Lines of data
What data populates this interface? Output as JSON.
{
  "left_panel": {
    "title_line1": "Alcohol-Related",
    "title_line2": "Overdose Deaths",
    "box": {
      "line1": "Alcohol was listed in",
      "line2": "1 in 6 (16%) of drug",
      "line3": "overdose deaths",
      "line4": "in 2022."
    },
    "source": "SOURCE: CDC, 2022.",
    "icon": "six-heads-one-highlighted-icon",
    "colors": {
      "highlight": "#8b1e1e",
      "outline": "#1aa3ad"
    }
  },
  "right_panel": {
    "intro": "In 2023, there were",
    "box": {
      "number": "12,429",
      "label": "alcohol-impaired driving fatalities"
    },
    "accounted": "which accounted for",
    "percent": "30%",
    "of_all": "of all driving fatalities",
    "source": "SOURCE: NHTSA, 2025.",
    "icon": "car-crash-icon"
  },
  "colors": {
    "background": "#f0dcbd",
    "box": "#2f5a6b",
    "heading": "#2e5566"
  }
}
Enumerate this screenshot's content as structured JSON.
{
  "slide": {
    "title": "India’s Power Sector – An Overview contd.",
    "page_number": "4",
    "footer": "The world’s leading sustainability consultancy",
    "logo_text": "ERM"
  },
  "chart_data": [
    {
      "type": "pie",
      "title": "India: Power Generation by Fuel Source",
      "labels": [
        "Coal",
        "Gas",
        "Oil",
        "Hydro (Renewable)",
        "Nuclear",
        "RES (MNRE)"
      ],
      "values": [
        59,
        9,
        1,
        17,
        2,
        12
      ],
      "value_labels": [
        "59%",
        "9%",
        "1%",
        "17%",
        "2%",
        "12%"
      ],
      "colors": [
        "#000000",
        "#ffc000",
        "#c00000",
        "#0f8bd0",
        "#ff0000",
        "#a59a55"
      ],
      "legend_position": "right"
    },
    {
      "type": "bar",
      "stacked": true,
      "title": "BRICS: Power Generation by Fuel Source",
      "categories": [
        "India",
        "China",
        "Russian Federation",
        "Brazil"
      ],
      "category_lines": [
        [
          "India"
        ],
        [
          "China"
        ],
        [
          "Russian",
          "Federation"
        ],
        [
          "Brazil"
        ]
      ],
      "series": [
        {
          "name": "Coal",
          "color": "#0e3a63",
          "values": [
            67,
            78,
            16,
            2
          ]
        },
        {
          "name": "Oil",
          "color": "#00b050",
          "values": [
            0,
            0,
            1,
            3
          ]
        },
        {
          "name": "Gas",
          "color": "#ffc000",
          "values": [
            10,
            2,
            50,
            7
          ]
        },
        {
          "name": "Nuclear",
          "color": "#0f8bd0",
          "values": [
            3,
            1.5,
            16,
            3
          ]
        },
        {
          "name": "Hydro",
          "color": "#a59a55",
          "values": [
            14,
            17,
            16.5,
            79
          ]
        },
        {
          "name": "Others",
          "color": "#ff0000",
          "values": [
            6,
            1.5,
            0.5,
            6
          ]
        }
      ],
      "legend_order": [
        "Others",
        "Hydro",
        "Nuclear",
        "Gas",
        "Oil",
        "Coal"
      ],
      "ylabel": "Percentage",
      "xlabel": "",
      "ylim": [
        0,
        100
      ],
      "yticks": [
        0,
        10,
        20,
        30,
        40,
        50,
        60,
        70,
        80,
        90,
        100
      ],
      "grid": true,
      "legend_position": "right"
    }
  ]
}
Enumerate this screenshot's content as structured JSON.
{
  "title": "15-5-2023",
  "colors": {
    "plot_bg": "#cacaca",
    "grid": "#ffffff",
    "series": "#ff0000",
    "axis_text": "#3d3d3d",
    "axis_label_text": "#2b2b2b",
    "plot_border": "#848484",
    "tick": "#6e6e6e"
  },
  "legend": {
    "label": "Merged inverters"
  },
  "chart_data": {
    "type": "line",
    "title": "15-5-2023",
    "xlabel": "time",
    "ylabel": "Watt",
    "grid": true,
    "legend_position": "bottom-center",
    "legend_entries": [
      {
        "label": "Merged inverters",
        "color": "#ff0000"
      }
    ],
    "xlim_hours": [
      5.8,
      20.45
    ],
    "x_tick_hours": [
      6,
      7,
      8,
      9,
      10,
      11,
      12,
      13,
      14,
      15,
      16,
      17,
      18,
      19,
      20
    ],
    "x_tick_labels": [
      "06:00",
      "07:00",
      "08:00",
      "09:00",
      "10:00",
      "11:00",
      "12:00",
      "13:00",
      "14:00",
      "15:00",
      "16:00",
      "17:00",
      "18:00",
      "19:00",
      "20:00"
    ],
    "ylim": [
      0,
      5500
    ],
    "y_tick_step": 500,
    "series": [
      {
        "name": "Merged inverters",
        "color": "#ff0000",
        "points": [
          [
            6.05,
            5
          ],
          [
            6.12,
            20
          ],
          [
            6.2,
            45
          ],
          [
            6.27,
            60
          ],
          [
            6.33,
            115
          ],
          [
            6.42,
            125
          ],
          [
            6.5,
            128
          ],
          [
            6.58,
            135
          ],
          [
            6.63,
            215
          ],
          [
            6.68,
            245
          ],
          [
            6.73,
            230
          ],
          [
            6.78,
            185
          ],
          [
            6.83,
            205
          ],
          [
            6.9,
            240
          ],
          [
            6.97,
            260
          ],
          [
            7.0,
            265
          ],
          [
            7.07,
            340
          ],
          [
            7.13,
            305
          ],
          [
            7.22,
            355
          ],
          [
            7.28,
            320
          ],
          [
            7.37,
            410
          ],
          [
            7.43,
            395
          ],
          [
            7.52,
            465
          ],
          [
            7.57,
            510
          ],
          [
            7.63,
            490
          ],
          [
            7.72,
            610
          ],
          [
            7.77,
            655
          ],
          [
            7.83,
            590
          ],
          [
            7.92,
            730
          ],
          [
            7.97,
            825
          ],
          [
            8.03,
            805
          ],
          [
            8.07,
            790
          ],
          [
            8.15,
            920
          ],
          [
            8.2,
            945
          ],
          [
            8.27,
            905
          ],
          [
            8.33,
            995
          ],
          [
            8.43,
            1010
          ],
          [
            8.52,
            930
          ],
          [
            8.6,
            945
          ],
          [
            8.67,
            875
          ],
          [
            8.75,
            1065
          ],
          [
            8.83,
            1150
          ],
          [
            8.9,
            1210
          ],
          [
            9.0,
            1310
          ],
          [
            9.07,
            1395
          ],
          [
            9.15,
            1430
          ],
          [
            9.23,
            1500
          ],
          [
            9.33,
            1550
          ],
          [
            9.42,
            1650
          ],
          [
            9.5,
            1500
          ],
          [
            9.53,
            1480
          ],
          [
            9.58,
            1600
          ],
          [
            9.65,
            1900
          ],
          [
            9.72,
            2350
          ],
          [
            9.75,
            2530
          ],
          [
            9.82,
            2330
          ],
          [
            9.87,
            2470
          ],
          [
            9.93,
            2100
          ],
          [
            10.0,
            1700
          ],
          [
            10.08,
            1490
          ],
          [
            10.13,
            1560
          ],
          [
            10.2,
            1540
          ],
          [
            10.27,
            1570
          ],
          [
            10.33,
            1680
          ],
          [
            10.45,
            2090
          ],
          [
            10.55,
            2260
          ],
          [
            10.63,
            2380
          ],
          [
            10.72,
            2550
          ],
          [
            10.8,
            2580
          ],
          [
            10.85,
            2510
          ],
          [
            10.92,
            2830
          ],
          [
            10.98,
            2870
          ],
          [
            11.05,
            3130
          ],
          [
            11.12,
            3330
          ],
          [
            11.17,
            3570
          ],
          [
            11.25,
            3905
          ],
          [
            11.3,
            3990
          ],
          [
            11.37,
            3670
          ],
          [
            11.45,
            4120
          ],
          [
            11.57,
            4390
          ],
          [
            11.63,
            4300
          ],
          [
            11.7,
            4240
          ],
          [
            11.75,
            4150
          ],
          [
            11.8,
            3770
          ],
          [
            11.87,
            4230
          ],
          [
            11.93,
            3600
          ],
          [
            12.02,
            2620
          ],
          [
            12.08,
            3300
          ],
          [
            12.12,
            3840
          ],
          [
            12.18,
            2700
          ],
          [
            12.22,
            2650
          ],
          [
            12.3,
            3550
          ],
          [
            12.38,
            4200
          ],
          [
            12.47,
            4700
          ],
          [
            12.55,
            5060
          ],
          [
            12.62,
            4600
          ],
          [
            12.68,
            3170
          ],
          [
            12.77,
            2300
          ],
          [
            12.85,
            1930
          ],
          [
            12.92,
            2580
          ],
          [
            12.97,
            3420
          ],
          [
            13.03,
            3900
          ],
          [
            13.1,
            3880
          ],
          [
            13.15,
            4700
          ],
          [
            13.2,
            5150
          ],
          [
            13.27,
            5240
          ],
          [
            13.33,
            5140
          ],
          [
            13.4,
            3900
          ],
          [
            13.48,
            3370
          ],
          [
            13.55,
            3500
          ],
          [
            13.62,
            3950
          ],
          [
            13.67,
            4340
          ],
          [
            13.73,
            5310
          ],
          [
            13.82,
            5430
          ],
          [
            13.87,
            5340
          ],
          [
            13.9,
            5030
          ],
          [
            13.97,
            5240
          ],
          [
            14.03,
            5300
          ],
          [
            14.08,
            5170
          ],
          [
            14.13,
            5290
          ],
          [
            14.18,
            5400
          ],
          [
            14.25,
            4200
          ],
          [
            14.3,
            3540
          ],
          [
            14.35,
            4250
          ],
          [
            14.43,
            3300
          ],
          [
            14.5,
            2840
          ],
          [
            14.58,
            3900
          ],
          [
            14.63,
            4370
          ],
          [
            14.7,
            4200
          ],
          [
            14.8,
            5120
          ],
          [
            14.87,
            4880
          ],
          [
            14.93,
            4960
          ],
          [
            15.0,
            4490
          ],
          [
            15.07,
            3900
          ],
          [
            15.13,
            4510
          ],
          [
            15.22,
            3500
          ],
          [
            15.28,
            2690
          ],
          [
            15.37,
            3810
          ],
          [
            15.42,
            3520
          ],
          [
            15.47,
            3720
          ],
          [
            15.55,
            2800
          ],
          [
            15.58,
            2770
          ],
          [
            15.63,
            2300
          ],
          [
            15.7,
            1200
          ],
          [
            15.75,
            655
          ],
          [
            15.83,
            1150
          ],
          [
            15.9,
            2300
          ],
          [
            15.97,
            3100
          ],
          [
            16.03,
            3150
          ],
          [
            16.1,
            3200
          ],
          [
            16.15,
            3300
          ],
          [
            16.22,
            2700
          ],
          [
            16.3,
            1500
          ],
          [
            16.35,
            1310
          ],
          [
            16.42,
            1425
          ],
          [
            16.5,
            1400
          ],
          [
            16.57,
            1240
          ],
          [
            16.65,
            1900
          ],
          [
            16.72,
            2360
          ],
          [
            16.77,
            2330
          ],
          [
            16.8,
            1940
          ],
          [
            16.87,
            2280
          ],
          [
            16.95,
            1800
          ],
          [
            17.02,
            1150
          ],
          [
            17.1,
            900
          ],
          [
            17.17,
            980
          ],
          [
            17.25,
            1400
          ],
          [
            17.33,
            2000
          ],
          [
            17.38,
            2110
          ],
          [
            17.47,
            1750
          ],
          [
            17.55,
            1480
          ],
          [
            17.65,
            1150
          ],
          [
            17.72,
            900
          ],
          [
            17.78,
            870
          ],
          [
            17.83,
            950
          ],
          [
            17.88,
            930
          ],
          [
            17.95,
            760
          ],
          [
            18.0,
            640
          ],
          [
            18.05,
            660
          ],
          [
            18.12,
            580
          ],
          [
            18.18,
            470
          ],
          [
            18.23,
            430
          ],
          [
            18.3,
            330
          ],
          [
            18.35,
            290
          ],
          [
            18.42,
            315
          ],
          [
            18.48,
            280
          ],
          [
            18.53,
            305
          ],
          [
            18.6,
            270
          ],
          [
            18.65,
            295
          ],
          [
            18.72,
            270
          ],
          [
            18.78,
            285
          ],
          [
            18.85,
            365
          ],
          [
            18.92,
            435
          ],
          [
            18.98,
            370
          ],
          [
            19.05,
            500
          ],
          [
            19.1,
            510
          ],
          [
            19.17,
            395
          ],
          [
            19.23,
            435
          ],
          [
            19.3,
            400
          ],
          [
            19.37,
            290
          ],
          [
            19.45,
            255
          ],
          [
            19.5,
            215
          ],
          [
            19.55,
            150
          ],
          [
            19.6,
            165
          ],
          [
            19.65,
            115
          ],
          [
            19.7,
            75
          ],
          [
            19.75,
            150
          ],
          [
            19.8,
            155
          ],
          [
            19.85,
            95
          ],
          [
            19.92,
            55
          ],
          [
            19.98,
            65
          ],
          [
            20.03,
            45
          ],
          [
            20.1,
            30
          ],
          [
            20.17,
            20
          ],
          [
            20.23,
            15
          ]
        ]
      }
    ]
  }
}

**Required task:** Give only the number of lines in the records that include the word "icon".

**Exercise solution:** 2